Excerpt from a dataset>
[BEGIN]

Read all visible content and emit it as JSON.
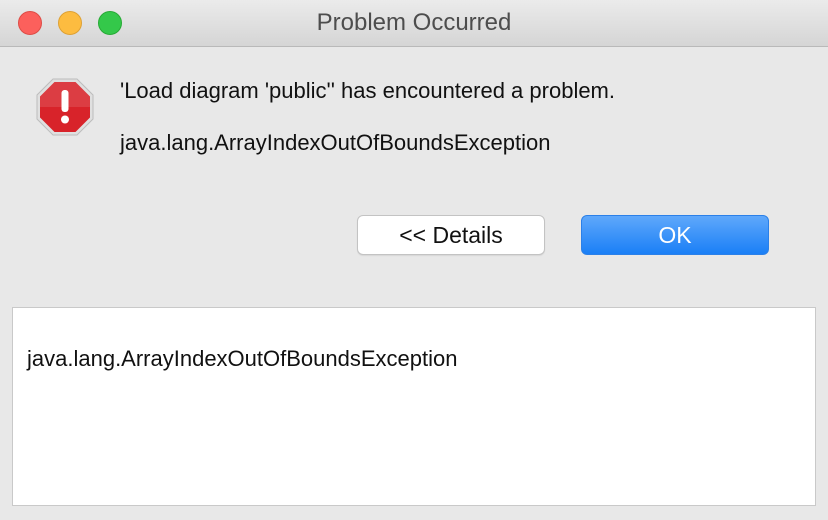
{
  "window": {
    "title": "Problem Occurred"
  },
  "message": {
    "text": "'Load diagram 'public'' has encountered a problem.",
    "exception": "java.lang.ArrayIndexOutOfBoundsException"
  },
  "buttons": {
    "details_label": "<< Details",
    "ok_label": "OK"
  },
  "details": {
    "text": "java.lang.ArrayIndexOutOfBoundsException"
  },
  "icons": {
    "window_controls": [
      "close-icon",
      "minimize-icon",
      "maximize-icon"
    ],
    "alert": "error-stop-icon"
  },
  "colors": {
    "close": "#fc605c",
    "minimize": "#fdbc40",
    "maximize": "#34c84a",
    "error_icon": "#d8232a",
    "ok_button": "#1a7ff6"
  }
}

[END]

Written problem> Will you set down the records word for word while leaving out every picture?

Complete response>
Read all visible content and emit it as JSON.
{
  "window": {
    "title": "Problem Occurred"
  },
  "message": {
    "text": "'Load diagram 'public'' has encountered a problem.",
    "exception": "java.lang.ArrayIndexOutOfBoundsException"
  },
  "buttons": {
    "details_label": "<< Details",
    "ok_label": "OK"
  },
  "details": {
    "text": "java.lang.ArrayIndexOutOfBoundsException"
  },
  "icons": {
    "window_controls": [
      "close-icon",
      "minimize-icon",
      "maximize-icon"
    ],
    "alert": "error-stop-icon"
  },
  "colors": {
    "close": "#fc605c",
    "minimize": "#fdbc40",
    "maximize": "#34c84a",
    "error_icon": "#d8232a",
    "ok_button": "#1a7ff6"
  }
}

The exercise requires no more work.